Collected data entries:
○ ○ ○ ○

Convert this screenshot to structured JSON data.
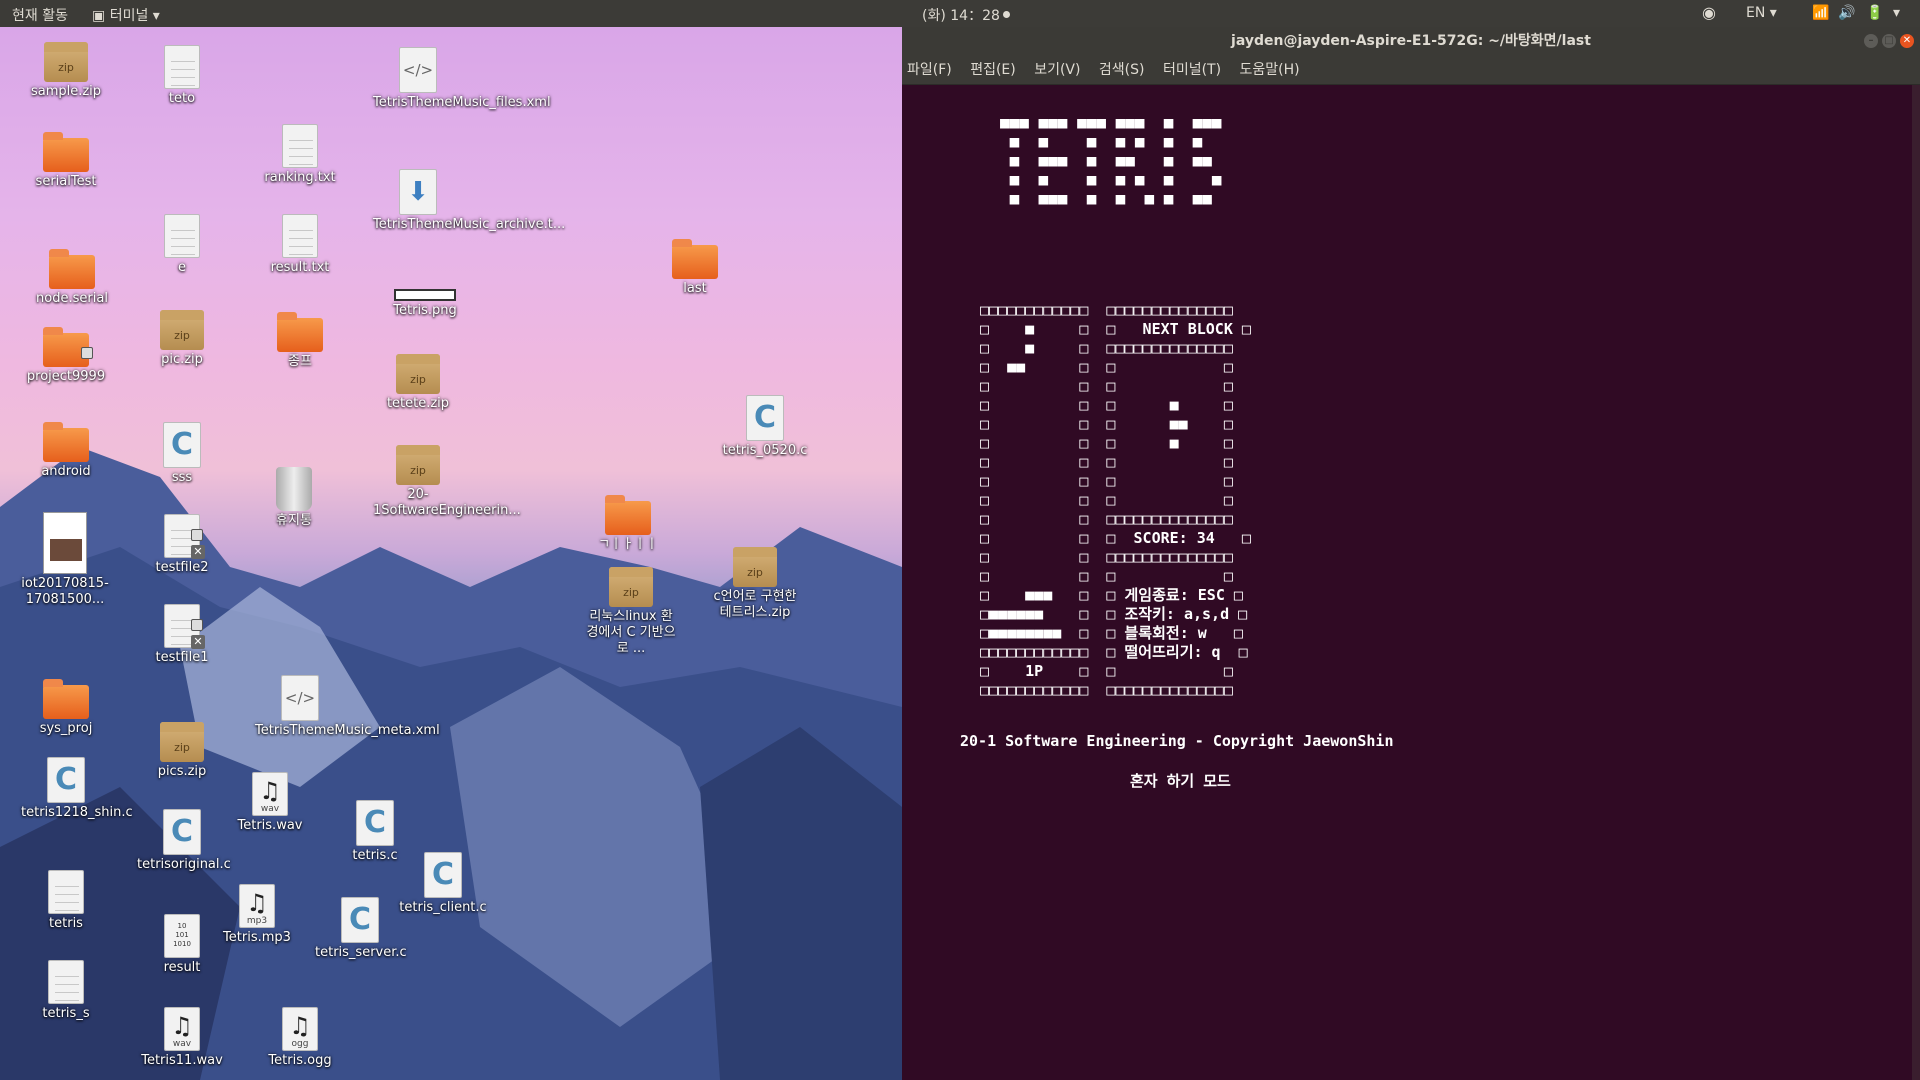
{
  "topbar": {
    "activities": "현재 활동",
    "app_menu": "터미널",
    "clock": "(화) 14：28",
    "lang": "EN"
  },
  "desktop_icons": [
    {
      "label": "sample.zip",
      "type": "zip"
    },
    {
      "label": "teto",
      "type": "doc"
    },
    {
      "label": "TetrisThemeMusic_files.xml",
      "type": "code"
    },
    {
      "label": "ranking.txt",
      "type": "doc"
    },
    {
      "label": "serialTest",
      "type": "folder"
    },
    {
      "label": "TetrisThemeMusic_archive.t...",
      "type": "download"
    },
    {
      "label": "e",
      "type": "doc"
    },
    {
      "label": "result.txt",
      "type": "doc"
    },
    {
      "label": "node.serial",
      "type": "folder"
    },
    {
      "label": "Tetris.png",
      "type": "image"
    },
    {
      "label": "last",
      "type": "folder"
    },
    {
      "label": "project9999",
      "type": "folder-locked"
    },
    {
      "label": "pic.zip",
      "type": "zip"
    },
    {
      "label": "종프",
      "type": "folder"
    },
    {
      "label": "tetete.zip",
      "type": "zip"
    },
    {
      "label": "android",
      "type": "folder"
    },
    {
      "label": "sss",
      "type": "c"
    },
    {
      "label": "휴지통",
      "type": "trash"
    },
    {
      "label": "20-1SoftwareEngineerin...",
      "type": "zip"
    },
    {
      "label": "tetris_0520.c",
      "type": "c"
    },
    {
      "label": "testfile2",
      "type": "doc-locked"
    },
    {
      "label": "ㄱㅣㅏㅣㅣ",
      "type": "folder"
    },
    {
      "label": "iot20170815-17081500...",
      "type": "pdf"
    },
    {
      "label": "리눅스linux 환경에서 C 기반으로 ...",
      "type": "zip"
    },
    {
      "label": "c언어로 구현한 테트리스.zip",
      "type": "zip"
    },
    {
      "label": "testfile1",
      "type": "doc-locked"
    },
    {
      "label": "sys_proj",
      "type": "folder"
    },
    {
      "label": "TetrisThemeMusic_meta.xml",
      "type": "code"
    },
    {
      "label": "pics.zip",
      "type": "zip"
    },
    {
      "label": "tetris1218_shin.c",
      "type": "c"
    },
    {
      "label": "Tetris.wav",
      "type": "wav"
    },
    {
      "label": "tetrisoriginal.c",
      "type": "c"
    },
    {
      "label": "tetris.c",
      "type": "c"
    },
    {
      "label": "tetris_client.c",
      "type": "c"
    },
    {
      "label": "tetris",
      "type": "doc"
    },
    {
      "label": "Tetris.mp3",
      "type": "mp3"
    },
    {
      "label": "tetris_server.c",
      "type": "c"
    },
    {
      "label": "result",
      "type": "binary"
    },
    {
      "label": "tetris_s",
      "type": "doc"
    },
    {
      "label": "Tetris11.wav",
      "type": "wav"
    },
    {
      "label": "Tetris.ogg",
      "type": "ogg"
    }
  ],
  "terminal": {
    "title": "jayden@jayden-Aspire-E1-572G: ~/바탕화면/last",
    "menu": [
      "파일(F)",
      "편집(E)",
      "보기(V)",
      "검색(S)",
      "터미널(T)",
      "도움말(H)"
    ],
    "logo_lines": [
      "■■■ ■■■ ■■■ ■■■  ■  ■■■",
      " ■  ■    ■  ■ ■  ■  ■  ",
      " ■  ■■■  ■  ■■   ■  ■■ ",
      " ■  ■    ■  ■ ■  ■    ■",
      " ■  ■■■  ■  ■  ■ ■  ■■ "
    ],
    "screen_lines": [
      "□□□□□□□□□□□□  □□□□□□□□□□□□□□",
      "□    ■     □  □   NEXT BLOCK □",
      "□    ■     □  □□□□□□□□□□□□□□",
      "□  ■■      □  □            □",
      "□          □  □            □",
      "□          □  □      ■     □",
      "□          □  □      ■■    □",
      "□          □  □      ■     □",
      "□          □  □            □",
      "□          □  □            □",
      "□          □  □            □",
      "□          □  □□□□□□□□□□□□□□",
      "□          □  □  SCORE: 34   □",
      "□          □  □□□□□□□□□□□□□□",
      "□          □  □            □",
      "□    ■■■   □  □ 게임종료: ESC □",
      "□■■■■■■    □  □ 조작키: a,s,d □",
      "□■■■■■■■■  □  □ 블록회전: w   □",
      "□□□□□□□□□□□□  □ 떨어뜨리기: q  □",
      "□    1P    □  □            □",
      "□□□□□□□□□□□□  □□□□□□□□□□□□□□"
    ],
    "footer": "20-1 Software Engineering - Copyright JaewonShin",
    "mode": "혼자 하기 모드"
  }
}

○ ○ ○ ○

**THE PROBLEM:** Set the pictures aside and transcribe the data above exactly.

**SOLUTION BELOW:**
Convert this screenshot to structured JSON data.
{
  "topbar": {
    "activities": "현재 활동",
    "app_menu": "터미널",
    "clock": "(화) 14：28",
    "lang": "EN"
  },
  "desktop_icons": [
    {
      "label": "sample.zip",
      "type": "zip"
    },
    {
      "label": "teto",
      "type": "doc"
    },
    {
      "label": "TetrisThemeMusic_files.xml",
      "type": "code"
    },
    {
      "label": "ranking.txt",
      "type": "doc"
    },
    {
      "label": "serialTest",
      "type": "folder"
    },
    {
      "label": "TetrisThemeMusic_archive.t...",
      "type": "download"
    },
    {
      "label": "e",
      "type": "doc"
    },
    {
      "label": "result.txt",
      "type": "doc"
    },
    {
      "label": "node.serial",
      "type": "folder"
    },
    {
      "label": "Tetris.png",
      "type": "image"
    },
    {
      "label": "last",
      "type": "folder"
    },
    {
      "label": "project9999",
      "type": "folder-locked"
    },
    {
      "label": "pic.zip",
      "type": "zip"
    },
    {
      "label": "종프",
      "type": "folder"
    },
    {
      "label": "tetete.zip",
      "type": "zip"
    },
    {
      "label": "android",
      "type": "folder"
    },
    {
      "label": "sss",
      "type": "c"
    },
    {
      "label": "휴지통",
      "type": "trash"
    },
    {
      "label": "20-1SoftwareEngineerin...",
      "type": "zip"
    },
    {
      "label": "tetris_0520.c",
      "type": "c"
    },
    {
      "label": "testfile2",
      "type": "doc-locked"
    },
    {
      "label": "ㄱㅣㅏㅣㅣ",
      "type": "folder"
    },
    {
      "label": "iot20170815-17081500...",
      "type": "pdf"
    },
    {
      "label": "리눅스linux 환경에서 C 기반으로 ...",
      "type": "zip"
    },
    {
      "label": "c언어로 구현한 테트리스.zip",
      "type": "zip"
    },
    {
      "label": "testfile1",
      "type": "doc-locked"
    },
    {
      "label": "sys_proj",
      "type": "folder"
    },
    {
      "label": "TetrisThemeMusic_meta.xml",
      "type": "code"
    },
    {
      "label": "pics.zip",
      "type": "zip"
    },
    {
      "label": "tetris1218_shin.c",
      "type": "c"
    },
    {
      "label": "Tetris.wav",
      "type": "wav"
    },
    {
      "label": "tetrisoriginal.c",
      "type": "c"
    },
    {
      "label": "tetris.c",
      "type": "c"
    },
    {
      "label": "tetris_client.c",
      "type": "c"
    },
    {
      "label": "tetris",
      "type": "doc"
    },
    {
      "label": "Tetris.mp3",
      "type": "mp3"
    },
    {
      "label": "tetris_server.c",
      "type": "c"
    },
    {
      "label": "result",
      "type": "binary"
    },
    {
      "label": "tetris_s",
      "type": "doc"
    },
    {
      "label": "Tetris11.wav",
      "type": "wav"
    },
    {
      "label": "Tetris.ogg",
      "type": "ogg"
    }
  ],
  "terminal": {
    "title": "jayden@jayden-Aspire-E1-572G: ~/바탕화면/last",
    "menu": [
      "파일(F)",
      "편집(E)",
      "보기(V)",
      "검색(S)",
      "터미널(T)",
      "도움말(H)"
    ],
    "logo_lines": [
      "■■■ ■■■ ■■■ ■■■  ■  ■■■",
      " ■  ■    ■  ■ ■  ■  ■  ",
      " ■  ■■■  ■  ■■   ■  ■■ ",
      " ■  ■    ■  ■ ■  ■    ■",
      " ■  ■■■  ■  ■  ■ ■  ■■ "
    ],
    "screen_lines": [
      "□□□□□□□□□□□□  □□□□□□□□□□□□□□",
      "□    ■     □  □   NEXT BLOCK □",
      "□    ■     □  □□□□□□□□□□□□□□",
      "□  ■■      □  □            □",
      "□          □  □            □",
      "□          □  □      ■     □",
      "□          □  □      ■■    □",
      "□          □  □      ■     □",
      "□          □  □            □",
      "□          □  □            □",
      "□          □  □            □",
      "□          □  □□□□□□□□□□□□□□",
      "□          □  □  SCORE: 34   □",
      "□          □  □□□□□□□□□□□□□□",
      "□          □  □            □",
      "□    ■■■   □  □ 게임종료: ESC □",
      "□■■■■■■    □  □ 조작키: a,s,d □",
      "□■■■■■■■■  □  □ 블록회전: w   □",
      "□□□□□□□□□□□□  □ 떨어뜨리기: q  □",
      "□    1P    □  □            □",
      "□□□□□□□□□□□□  □□□□□□□□□□□□□□"
    ],
    "footer": "20-1 Software Engineering - Copyright JaewonShin",
    "mode": "혼자 하기 모드"
  }
}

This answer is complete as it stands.